▶ **Stated goal**:
Copy each of the following lines word for word, keeping every character, number and bracket unchanged.

▶ **Data for the task**:
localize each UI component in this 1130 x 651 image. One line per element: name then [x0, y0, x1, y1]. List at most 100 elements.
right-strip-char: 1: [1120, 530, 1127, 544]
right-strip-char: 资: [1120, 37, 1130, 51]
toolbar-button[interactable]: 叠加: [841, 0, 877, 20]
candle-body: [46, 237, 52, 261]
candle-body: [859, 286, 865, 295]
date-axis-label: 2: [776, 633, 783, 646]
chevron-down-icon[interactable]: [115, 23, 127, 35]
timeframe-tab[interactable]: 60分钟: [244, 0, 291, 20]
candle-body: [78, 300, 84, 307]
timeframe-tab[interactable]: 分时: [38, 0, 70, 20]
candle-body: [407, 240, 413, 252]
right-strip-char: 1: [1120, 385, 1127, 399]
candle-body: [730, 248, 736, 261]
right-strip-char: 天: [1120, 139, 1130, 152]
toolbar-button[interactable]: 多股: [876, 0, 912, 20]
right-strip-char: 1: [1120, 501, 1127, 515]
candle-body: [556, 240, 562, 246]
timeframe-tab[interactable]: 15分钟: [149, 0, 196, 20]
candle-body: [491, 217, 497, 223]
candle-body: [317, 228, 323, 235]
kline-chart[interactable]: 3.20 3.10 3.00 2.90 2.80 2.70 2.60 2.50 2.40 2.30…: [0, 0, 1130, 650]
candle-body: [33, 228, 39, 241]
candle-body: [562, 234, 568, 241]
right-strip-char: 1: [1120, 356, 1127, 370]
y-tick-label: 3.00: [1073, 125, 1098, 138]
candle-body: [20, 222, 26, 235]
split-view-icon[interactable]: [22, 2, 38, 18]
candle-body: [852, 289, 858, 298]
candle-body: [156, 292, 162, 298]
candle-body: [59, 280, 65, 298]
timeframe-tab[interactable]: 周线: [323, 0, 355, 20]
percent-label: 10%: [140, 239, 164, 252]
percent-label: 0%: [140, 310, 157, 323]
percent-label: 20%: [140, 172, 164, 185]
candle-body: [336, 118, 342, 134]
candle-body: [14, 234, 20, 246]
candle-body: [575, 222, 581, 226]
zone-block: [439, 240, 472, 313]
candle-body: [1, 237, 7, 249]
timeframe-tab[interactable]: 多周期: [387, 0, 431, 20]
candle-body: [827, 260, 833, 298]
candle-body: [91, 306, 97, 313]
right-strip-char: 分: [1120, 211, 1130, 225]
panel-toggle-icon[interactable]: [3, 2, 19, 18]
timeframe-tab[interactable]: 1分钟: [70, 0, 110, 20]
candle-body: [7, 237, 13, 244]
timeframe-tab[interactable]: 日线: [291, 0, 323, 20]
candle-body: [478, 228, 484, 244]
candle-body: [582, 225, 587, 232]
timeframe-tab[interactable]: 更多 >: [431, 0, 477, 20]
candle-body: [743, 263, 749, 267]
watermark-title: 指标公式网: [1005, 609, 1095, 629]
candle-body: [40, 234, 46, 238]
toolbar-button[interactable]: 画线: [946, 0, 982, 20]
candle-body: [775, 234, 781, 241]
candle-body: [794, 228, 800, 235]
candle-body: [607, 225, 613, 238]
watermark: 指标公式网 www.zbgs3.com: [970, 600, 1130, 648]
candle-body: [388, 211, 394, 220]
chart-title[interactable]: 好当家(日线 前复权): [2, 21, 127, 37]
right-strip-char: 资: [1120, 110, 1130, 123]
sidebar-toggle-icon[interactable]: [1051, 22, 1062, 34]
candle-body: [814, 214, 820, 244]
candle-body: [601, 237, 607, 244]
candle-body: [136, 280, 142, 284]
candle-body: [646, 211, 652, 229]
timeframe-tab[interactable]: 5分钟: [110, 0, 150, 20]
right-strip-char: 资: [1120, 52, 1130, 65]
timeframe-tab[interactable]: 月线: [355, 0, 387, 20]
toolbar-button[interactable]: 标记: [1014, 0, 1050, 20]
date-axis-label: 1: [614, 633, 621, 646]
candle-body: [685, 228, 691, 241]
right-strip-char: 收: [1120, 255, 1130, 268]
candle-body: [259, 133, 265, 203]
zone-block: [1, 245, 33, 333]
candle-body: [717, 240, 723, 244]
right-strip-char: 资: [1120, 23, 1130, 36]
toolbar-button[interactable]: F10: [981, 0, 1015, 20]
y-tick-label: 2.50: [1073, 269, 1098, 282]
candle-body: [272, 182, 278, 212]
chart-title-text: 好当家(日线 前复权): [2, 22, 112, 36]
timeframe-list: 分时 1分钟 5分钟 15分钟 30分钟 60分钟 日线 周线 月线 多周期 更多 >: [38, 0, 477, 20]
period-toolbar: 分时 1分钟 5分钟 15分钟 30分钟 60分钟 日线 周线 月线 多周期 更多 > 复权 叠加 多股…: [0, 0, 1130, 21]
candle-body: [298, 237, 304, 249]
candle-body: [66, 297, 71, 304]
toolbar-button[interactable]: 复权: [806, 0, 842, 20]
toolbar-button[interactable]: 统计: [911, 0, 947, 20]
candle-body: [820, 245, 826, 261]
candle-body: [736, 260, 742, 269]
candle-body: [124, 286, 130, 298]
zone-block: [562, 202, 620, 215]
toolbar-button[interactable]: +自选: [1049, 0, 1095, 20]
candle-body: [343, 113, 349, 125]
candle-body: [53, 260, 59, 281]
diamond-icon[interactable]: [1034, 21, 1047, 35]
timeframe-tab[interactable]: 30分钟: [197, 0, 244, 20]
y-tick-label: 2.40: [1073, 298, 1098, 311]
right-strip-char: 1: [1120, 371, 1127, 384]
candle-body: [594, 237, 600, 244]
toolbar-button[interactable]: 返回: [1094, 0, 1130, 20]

▶ **Result for this task**:
localize each UI component in this 1130 x 651 image. One line per element: name then [x0, y0, x1, y1]. List at most 100 elements.
right-strip-char: 1: [1120, 530, 1127, 544]
right-strip-char: 资: [1120, 37, 1130, 51]
toolbar-button[interactable]: 叠加: [841, 0, 877, 20]
candle-body: [46, 237, 52, 261]
candle-body: [859, 286, 865, 295]
date-axis-label: 2: [776, 633, 783, 646]
chevron-down-icon[interactable]: [115, 23, 127, 35]
timeframe-tab[interactable]: 60分钟: [244, 0, 291, 20]
candle-body: [78, 300, 84, 307]
timeframe-tab[interactable]: 分时: [38, 0, 70, 20]
candle-body: [407, 240, 413, 252]
right-strip-char: 1: [1120, 385, 1127, 399]
candle-body: [730, 248, 736, 261]
right-strip-char: 天: [1120, 139, 1130, 152]
toolbar-button[interactable]: 多股: [876, 0, 912, 20]
right-strip-char: 1: [1120, 501, 1127, 515]
candle-body: [556, 240, 562, 246]
timeframe-tab[interactable]: 15分钟: [149, 0, 196, 20]
candle-body: [491, 217, 497, 223]
candle-body: [317, 228, 323, 235]
kline-chart[interactable]: 3.20 3.10 3.00 2.90 2.80 2.70 2.60 2.50 2.40 2.30…: [0, 0, 1130, 650]
candle-body: [33, 228, 39, 241]
candle-body: [562, 234, 568, 241]
right-strip-char: 1: [1120, 356, 1127, 370]
y-tick-label: 3.00: [1073, 125, 1098, 138]
candle-body: [20, 222, 26, 235]
split-view-icon[interactable]: [22, 2, 38, 18]
candle-body: [852, 289, 858, 298]
candle-body: [156, 292, 162, 298]
candle-body: [59, 280, 65, 298]
timeframe-tab[interactable]: 周线: [323, 0, 355, 20]
percent-label: 10%: [140, 239, 164, 252]
percent-label: 0%: [140, 310, 157, 323]
percent-label: 20%: [140, 172, 164, 185]
candle-body: [336, 118, 342, 134]
candle-body: [14, 234, 20, 246]
candle-body: [575, 222, 581, 226]
zone-block: [439, 240, 472, 313]
candle-body: [1, 237, 7, 249]
timeframe-tab[interactable]: 多周期: [387, 0, 431, 20]
candle-body: [827, 260, 833, 298]
candle-body: [91, 306, 97, 313]
right-strip-char: 分: [1120, 211, 1130, 225]
panel-toggle-icon[interactable]: [3, 2, 19, 18]
timeframe-tab[interactable]: 1分钟: [70, 0, 110, 20]
candle-body: [7, 237, 13, 244]
timeframe-tab[interactable]: 日线: [291, 0, 323, 20]
candle-body: [478, 228, 484, 244]
candle-body: [582, 225, 587, 232]
timeframe-tab[interactable]: 更多 >: [431, 0, 477, 20]
candle-body: [743, 263, 749, 267]
watermark-title: 指标公式网: [1005, 609, 1095, 629]
candle-body: [40, 234, 46, 238]
toolbar-button[interactable]: 画线: [946, 0, 982, 20]
candle-body: [775, 234, 781, 241]
candle-body: [794, 228, 800, 235]
candle-body: [607, 225, 613, 238]
watermark: 指标公式网 www.zbgs3.com: [970, 600, 1130, 648]
candle-body: [388, 211, 394, 220]
chart-title[interactable]: 好当家(日线 前复权): [2, 21, 127, 37]
right-strip-char: 资: [1120, 110, 1130, 123]
sidebar-toggle-icon[interactable]: [1051, 22, 1062, 34]
candle-body: [814, 214, 820, 244]
candle-body: [601, 237, 607, 244]
candle-body: [136, 280, 142, 284]
candle-body: [646, 211, 652, 229]
timeframe-tab[interactable]: 5分钟: [110, 0, 150, 20]
right-strip-char: 资: [1120, 52, 1130, 65]
timeframe-tab[interactable]: 月线: [355, 0, 387, 20]
toolbar-button[interactable]: 标记: [1014, 0, 1050, 20]
date-axis-label: 1: [614, 633, 621, 646]
candle-body: [685, 228, 691, 241]
right-strip-char: 收: [1120, 255, 1130, 268]
candle-body: [259, 133, 265, 203]
zone-block: [1, 245, 33, 333]
candle-body: [717, 240, 723, 244]
right-strip-char: 资: [1120, 23, 1130, 36]
toolbar-button[interactable]: F10: [981, 0, 1015, 20]
y-tick-label: 2.50: [1073, 269, 1098, 282]
candle-body: [272, 182, 278, 212]
chart-title-text: 好当家(日线 前复权): [2, 22, 112, 36]
timeframe-list: 分时 1分钟 5分钟 15分钟 30分钟 60分钟 日线 周线 月线 多周期 更多 >: [38, 0, 477, 20]
period-toolbar: 分时 1分钟 5分钟 15分钟 30分钟 60分钟 日线 周线 月线 多周期 更多 > 复权 叠加 多股…: [0, 0, 1130, 21]
candle-body: [298, 237, 304, 249]
candle-body: [66, 297, 71, 304]
toolbar-button[interactable]: 复权: [806, 0, 842, 20]
toolbar-button[interactable]: 统计: [911, 0, 947, 20]
candle-body: [820, 245, 826, 261]
candle-body: [736, 260, 742, 269]
candle-body: [124, 286, 130, 298]
zone-block: [562, 202, 620, 215]
toolbar-button[interactable]: +自选: [1049, 0, 1095, 20]
candle-body: [343, 113, 349, 125]
candle-body: [53, 260, 59, 281]
diamond-icon[interactable]: [1034, 21, 1047, 35]
timeframe-tab[interactable]: 30分钟: [197, 0, 244, 20]
y-tick-label: 2.40: [1073, 298, 1098, 311]
right-strip-char: 1: [1120, 371, 1127, 384]
candle-body: [594, 237, 600, 244]
toolbar-button[interactable]: 返回: [1094, 0, 1130, 20]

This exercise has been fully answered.